== Input material ==

○ ○ ○ ○ ○ ○ ○

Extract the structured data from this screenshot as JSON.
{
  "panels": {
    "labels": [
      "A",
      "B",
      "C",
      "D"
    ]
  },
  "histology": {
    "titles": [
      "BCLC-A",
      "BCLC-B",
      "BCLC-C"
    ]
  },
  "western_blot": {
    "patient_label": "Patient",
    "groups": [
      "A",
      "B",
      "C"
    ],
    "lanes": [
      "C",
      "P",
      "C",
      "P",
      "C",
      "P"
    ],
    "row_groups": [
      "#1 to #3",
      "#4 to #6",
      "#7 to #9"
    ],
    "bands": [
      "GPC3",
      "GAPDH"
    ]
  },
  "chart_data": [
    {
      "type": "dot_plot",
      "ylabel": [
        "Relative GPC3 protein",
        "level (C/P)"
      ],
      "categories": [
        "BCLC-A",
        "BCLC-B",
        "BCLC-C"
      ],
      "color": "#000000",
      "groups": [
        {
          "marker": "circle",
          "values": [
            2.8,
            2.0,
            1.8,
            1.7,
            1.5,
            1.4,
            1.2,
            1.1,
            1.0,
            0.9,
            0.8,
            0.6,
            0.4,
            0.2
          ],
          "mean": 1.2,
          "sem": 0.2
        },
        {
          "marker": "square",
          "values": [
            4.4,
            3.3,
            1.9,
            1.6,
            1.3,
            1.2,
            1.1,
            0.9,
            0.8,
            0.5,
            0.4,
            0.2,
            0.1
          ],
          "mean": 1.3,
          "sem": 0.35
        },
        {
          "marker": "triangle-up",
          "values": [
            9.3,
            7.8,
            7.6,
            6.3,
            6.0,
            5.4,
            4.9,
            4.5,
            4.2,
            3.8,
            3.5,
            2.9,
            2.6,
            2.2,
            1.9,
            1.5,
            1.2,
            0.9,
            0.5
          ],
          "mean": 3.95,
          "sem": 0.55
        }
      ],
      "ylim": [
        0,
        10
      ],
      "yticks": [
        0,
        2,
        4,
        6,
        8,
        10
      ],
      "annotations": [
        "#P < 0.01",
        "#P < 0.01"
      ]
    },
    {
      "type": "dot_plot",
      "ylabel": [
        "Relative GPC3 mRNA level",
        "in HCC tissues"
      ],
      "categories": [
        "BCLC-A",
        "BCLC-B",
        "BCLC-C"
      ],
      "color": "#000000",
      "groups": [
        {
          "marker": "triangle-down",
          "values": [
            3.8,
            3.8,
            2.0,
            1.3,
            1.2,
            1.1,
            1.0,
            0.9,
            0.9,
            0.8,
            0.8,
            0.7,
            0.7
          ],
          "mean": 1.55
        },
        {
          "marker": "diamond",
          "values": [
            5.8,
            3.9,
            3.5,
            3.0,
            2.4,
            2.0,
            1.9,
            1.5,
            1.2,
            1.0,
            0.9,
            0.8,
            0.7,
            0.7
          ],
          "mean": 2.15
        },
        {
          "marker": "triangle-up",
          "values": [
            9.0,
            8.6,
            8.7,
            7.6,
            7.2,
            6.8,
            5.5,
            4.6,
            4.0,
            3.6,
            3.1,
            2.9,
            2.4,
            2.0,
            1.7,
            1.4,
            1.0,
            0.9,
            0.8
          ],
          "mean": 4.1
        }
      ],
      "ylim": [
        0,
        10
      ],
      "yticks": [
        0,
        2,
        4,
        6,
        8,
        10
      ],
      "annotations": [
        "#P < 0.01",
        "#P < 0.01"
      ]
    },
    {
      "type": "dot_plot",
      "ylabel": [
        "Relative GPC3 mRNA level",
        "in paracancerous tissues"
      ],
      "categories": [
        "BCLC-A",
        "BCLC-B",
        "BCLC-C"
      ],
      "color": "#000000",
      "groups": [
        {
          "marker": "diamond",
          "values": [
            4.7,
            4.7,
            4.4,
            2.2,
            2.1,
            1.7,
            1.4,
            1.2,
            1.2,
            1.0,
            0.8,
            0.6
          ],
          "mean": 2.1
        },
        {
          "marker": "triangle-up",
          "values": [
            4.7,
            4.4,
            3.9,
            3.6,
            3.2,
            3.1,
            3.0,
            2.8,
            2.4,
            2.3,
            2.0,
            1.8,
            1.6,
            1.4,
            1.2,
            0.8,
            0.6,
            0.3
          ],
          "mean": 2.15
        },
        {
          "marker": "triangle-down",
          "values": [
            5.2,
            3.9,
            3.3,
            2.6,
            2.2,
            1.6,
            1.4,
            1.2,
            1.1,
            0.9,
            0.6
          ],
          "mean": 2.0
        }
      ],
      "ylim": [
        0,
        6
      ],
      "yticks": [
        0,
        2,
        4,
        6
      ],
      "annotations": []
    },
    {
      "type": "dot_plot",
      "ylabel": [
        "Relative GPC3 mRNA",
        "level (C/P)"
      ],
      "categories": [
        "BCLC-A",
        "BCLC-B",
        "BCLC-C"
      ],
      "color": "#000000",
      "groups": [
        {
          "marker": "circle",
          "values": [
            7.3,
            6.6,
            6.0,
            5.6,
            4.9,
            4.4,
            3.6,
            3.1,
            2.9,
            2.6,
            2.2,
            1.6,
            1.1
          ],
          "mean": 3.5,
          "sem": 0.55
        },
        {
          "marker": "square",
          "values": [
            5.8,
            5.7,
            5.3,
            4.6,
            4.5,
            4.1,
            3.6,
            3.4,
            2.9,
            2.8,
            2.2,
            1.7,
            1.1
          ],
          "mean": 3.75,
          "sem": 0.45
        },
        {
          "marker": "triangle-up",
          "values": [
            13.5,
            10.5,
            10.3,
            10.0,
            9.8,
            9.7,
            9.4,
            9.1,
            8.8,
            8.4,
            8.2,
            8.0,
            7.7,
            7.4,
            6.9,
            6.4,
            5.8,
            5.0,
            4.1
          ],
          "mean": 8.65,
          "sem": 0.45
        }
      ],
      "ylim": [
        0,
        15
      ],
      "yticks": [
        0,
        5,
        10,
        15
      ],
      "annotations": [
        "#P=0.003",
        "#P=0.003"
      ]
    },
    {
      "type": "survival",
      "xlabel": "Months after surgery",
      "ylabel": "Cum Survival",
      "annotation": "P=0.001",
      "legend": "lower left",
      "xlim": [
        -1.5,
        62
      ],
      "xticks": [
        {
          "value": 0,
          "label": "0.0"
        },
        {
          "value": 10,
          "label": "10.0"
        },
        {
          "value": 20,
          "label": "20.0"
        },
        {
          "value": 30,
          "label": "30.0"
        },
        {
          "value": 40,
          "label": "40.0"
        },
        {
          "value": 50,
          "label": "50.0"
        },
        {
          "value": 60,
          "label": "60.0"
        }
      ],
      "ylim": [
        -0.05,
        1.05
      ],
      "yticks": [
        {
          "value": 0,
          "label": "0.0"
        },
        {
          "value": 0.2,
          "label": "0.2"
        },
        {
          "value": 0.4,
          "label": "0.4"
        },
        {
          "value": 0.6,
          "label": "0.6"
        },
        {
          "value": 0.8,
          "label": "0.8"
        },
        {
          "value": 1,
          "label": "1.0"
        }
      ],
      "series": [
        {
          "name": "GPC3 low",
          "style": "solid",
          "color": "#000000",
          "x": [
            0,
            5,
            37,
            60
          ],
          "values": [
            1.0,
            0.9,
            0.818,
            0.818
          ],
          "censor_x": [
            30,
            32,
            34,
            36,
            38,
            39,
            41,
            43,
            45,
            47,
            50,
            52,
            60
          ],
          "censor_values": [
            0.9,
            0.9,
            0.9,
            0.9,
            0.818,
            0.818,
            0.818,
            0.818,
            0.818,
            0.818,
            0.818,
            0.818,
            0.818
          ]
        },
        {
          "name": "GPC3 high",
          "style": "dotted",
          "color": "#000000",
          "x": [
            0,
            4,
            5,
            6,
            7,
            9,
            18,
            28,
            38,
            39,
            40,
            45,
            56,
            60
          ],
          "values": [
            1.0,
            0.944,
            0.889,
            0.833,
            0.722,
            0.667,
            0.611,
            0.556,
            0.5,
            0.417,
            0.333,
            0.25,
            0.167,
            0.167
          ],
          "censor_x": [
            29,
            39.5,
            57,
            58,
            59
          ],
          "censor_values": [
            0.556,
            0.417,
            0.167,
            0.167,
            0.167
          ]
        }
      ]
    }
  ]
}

○ ○ ○ ○ ○ ○ ○

== Task item ==
Return every line of the listing above that contains "mean".

== Solved problem ==
          "mean": 1.2,
          "mean": 1.3,
          "mean": 3.95,
          "mean": 1.55
          "mean": 2.15
          "mean": 4.1
          "mean": 2.1
          "mean": 2.15
          "mean": 2.0
          "mean": 3.5,
          "mean": 3.75,
          "mean": 8.65,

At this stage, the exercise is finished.